* [AIM]: Set down every record once more, exactly as given.

--- Start PROVIDED DATA ---

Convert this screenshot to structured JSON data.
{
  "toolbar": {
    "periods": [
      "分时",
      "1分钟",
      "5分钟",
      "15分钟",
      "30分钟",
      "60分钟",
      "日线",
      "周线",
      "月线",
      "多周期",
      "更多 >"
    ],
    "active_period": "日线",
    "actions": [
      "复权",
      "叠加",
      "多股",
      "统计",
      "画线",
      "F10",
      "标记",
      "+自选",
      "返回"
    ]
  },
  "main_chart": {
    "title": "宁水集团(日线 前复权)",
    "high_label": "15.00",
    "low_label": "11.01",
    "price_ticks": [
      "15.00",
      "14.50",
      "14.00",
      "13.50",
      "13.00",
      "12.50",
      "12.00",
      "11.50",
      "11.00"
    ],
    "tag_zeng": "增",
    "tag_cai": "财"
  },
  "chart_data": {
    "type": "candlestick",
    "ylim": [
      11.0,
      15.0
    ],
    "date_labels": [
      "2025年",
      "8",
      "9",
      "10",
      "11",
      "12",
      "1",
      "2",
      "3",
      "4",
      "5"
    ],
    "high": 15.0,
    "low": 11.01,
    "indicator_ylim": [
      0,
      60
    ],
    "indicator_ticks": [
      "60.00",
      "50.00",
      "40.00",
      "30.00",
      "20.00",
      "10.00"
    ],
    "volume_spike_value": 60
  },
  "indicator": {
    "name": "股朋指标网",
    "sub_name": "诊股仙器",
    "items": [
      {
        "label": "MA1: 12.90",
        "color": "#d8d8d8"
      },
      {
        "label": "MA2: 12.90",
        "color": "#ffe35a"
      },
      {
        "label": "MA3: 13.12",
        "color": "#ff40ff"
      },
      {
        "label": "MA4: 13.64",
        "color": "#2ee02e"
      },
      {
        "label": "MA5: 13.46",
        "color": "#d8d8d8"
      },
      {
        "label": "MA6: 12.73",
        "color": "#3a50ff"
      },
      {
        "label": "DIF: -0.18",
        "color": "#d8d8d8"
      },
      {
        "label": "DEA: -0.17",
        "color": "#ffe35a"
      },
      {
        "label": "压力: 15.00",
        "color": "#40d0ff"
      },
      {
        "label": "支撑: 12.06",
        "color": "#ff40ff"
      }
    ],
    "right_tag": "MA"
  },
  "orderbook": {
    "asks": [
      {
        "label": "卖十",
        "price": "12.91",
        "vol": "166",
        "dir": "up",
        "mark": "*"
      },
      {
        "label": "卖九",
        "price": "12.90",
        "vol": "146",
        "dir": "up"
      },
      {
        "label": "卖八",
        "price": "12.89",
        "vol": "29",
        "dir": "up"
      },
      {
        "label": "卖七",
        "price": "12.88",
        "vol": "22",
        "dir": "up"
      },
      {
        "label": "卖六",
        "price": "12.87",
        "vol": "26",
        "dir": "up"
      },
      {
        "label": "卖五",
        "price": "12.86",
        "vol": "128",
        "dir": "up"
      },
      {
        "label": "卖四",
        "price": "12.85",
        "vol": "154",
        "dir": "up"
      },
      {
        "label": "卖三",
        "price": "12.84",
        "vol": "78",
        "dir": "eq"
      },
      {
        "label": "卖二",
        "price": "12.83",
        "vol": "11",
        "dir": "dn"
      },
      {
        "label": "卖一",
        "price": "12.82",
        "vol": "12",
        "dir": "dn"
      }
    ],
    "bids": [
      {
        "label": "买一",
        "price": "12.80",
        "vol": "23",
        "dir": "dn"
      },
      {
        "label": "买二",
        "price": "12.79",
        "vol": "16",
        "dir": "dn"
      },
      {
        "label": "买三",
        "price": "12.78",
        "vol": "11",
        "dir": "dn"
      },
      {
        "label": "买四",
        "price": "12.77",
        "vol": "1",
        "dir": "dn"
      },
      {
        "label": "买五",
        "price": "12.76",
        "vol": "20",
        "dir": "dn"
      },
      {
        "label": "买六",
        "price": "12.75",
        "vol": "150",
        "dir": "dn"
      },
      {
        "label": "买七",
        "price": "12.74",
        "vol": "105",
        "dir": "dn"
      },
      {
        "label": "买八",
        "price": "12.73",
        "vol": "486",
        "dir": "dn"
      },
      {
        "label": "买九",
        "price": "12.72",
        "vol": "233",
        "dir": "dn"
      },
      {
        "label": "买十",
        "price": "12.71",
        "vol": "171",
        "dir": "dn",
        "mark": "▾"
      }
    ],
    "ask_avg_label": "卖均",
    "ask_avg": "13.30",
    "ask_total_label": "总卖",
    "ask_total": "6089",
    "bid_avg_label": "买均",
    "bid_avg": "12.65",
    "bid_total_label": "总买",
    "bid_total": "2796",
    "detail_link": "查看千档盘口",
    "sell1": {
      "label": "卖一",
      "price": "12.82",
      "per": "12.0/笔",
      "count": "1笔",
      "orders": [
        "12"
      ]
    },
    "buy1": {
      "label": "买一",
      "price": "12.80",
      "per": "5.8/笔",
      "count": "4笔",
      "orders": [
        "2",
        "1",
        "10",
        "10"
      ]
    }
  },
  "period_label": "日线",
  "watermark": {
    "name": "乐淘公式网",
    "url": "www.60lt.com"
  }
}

--- End PROVIDED DATA ---

* [RESPONSE]:
Convert this screenshot to structured JSON data.
{
  "toolbar": {
    "periods": [
      "分时",
      "1分钟",
      "5分钟",
      "15分钟",
      "30分钟",
      "60分钟",
      "日线",
      "周线",
      "月线",
      "多周期",
      "更多 >"
    ],
    "active_period": "日线",
    "actions": [
      "复权",
      "叠加",
      "多股",
      "统计",
      "画线",
      "F10",
      "标记",
      "+自选",
      "返回"
    ]
  },
  "main_chart": {
    "title": "宁水集团(日线 前复权)",
    "high_label": "15.00",
    "low_label": "11.01",
    "price_ticks": [
      "15.00",
      "14.50",
      "14.00",
      "13.50",
      "13.00",
      "12.50",
      "12.00",
      "11.50",
      "11.00"
    ],
    "tag_zeng": "增",
    "tag_cai": "财"
  },
  "chart_data": {
    "type": "candlestick",
    "ylim": [
      11.0,
      15.0
    ],
    "date_labels": [
      "2025年",
      "8",
      "9",
      "10",
      "11",
      "12",
      "1",
      "2",
      "3",
      "4",
      "5"
    ],
    "high": 15.0,
    "low": 11.01,
    "indicator_ylim": [
      0,
      60
    ],
    "indicator_ticks": [
      "60.00",
      "50.00",
      "40.00",
      "30.00",
      "20.00",
      "10.00"
    ],
    "volume_spike_value": 60
  },
  "indicator": {
    "name": "股朋指标网",
    "sub_name": "诊股仙器",
    "items": [
      {
        "label": "MA1: 12.90",
        "color": "#d8d8d8"
      },
      {
        "label": "MA2: 12.90",
        "color": "#ffe35a"
      },
      {
        "label": "MA3: 13.12",
        "color": "#ff40ff"
      },
      {
        "label": "MA4: 13.64",
        "color": "#2ee02e"
      },
      {
        "label": "MA5: 13.46",
        "color": "#d8d8d8"
      },
      {
        "label": "MA6: 12.73",
        "color": "#3a50ff"
      },
      {
        "label": "DIF: -0.18",
        "color": "#d8d8d8"
      },
      {
        "label": "DEA: -0.17",
        "color": "#ffe35a"
      },
      {
        "label": "压力: 15.00",
        "color": "#40d0ff"
      },
      {
        "label": "支撑: 12.06",
        "color": "#ff40ff"
      }
    ],
    "right_tag": "MA"
  },
  "orderbook": {
    "asks": [
      {
        "label": "卖十",
        "price": "12.91",
        "vol": "166",
        "dir": "up",
        "mark": "*"
      },
      {
        "label": "卖九",
        "price": "12.90",
        "vol": "146",
        "dir": "up"
      },
      {
        "label": "卖八",
        "price": "12.89",
        "vol": "29",
        "dir": "up"
      },
      {
        "label": "卖七",
        "price": "12.88",
        "vol": "22",
        "dir": "up"
      },
      {
        "label": "卖六",
        "price": "12.87",
        "vol": "26",
        "dir": "up"
      },
      {
        "label": "卖五",
        "price": "12.86",
        "vol": "128",
        "dir": "up"
      },
      {
        "label": "卖四",
        "price": "12.85",
        "vol": "154",
        "dir": "up"
      },
      {
        "label": "卖三",
        "price": "12.84",
        "vol": "78",
        "dir": "eq"
      },
      {
        "label": "卖二",
        "price": "12.83",
        "vol": "11",
        "dir": "dn"
      },
      {
        "label": "卖一",
        "price": "12.82",
        "vol": "12",
        "dir": "dn"
      }
    ],
    "bids": [
      {
        "label": "买一",
        "price": "12.80",
        "vol": "23",
        "dir": "dn"
      },
      {
        "label": "买二",
        "price": "12.79",
        "vol": "16",
        "dir": "dn"
      },
      {
        "label": "买三",
        "price": "12.78",
        "vol": "11",
        "dir": "dn"
      },
      {
        "label": "买四",
        "price": "12.77",
        "vol": "1",
        "dir": "dn"
      },
      {
        "label": "买五",
        "price": "12.76",
        "vol": "20",
        "dir": "dn"
      },
      {
        "label": "买六",
        "price": "12.75",
        "vol": "150",
        "dir": "dn"
      },
      {
        "label": "买七",
        "price": "12.74",
        "vol": "105",
        "dir": "dn"
      },
      {
        "label": "买八",
        "price": "12.73",
        "vol": "486",
        "dir": "dn"
      },
      {
        "label": "买九",
        "price": "12.72",
        "vol": "233",
        "dir": "dn"
      },
      {
        "label": "买十",
        "price": "12.71",
        "vol": "171",
        "dir": "dn",
        "mark": "▾"
      }
    ],
    "ask_avg_label": "卖均",
    "ask_avg": "13.30",
    "ask_total_label": "总卖",
    "ask_total": "6089",
    "bid_avg_label": "买均",
    "bid_avg": "12.65",
    "bid_total_label": "总买",
    "bid_total": "2796",
    "detail_link": "查看千档盘口",
    "sell1": {
      "label": "卖一",
      "price": "12.82",
      "per": "12.0/笔",
      "count": "1笔",
      "orders": [
        "12"
      ]
    },
    "buy1": {
      "label": "买一",
      "price": "12.80",
      "per": "5.8/笔",
      "count": "4笔",
      "orders": [
        "2",
        "1",
        "10",
        "10"
      ]
    }
  },
  "period_label": "日线",
  "watermark": {
    "name": "乐淘公式网",
    "url": "www.60lt.com"
  }
}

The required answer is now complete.